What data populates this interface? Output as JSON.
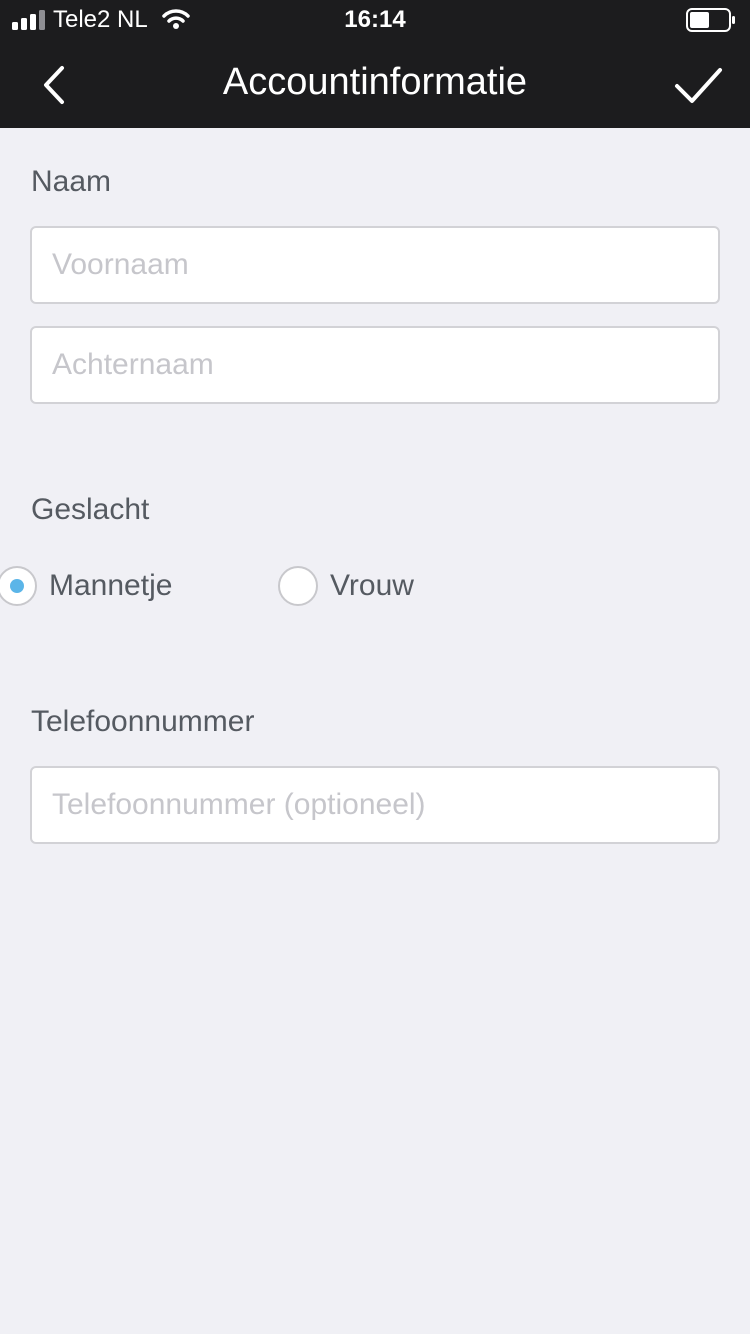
{
  "status_bar": {
    "carrier": "Tele2 NL",
    "time": "16:14",
    "battery_level": 0.5
  },
  "nav": {
    "title": "Accountinformatie"
  },
  "form": {
    "name_label": "Naam",
    "first_name": {
      "value": "",
      "placeholder": "Voornaam"
    },
    "last_name": {
      "value": "",
      "placeholder": "Achternaam"
    },
    "gender_label": "Geslacht",
    "gender_options": [
      {
        "label": "Mannetje",
        "selected": true
      },
      {
        "label": "Vrouw",
        "selected": false
      }
    ],
    "phone_label": "Telefoonnummer",
    "phone": {
      "value": "",
      "placeholder": "Telefoonnummer (optioneel)"
    }
  },
  "colors": {
    "nav_background": "#1c1c1e",
    "page_background": "#f0f0f5",
    "accent": "#5bb5e8"
  }
}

......

Reproduce all the records verbatim, excluding images.

▸ **FULL OUTPUT**:
What data populates this interface? Output as JSON.
{
  "status_bar": {
    "carrier": "Tele2 NL",
    "time": "16:14",
    "battery_level": 0.5
  },
  "nav": {
    "title": "Accountinformatie"
  },
  "form": {
    "name_label": "Naam",
    "first_name": {
      "value": "",
      "placeholder": "Voornaam"
    },
    "last_name": {
      "value": "",
      "placeholder": "Achternaam"
    },
    "gender_label": "Geslacht",
    "gender_options": [
      {
        "label": "Mannetje",
        "selected": true
      },
      {
        "label": "Vrouw",
        "selected": false
      }
    ],
    "phone_label": "Telefoonnummer",
    "phone": {
      "value": "",
      "placeholder": "Telefoonnummer (optioneel)"
    }
  },
  "colors": {
    "nav_background": "#1c1c1e",
    "page_background": "#f0f0f5",
    "accent": "#5bb5e8"
  }
}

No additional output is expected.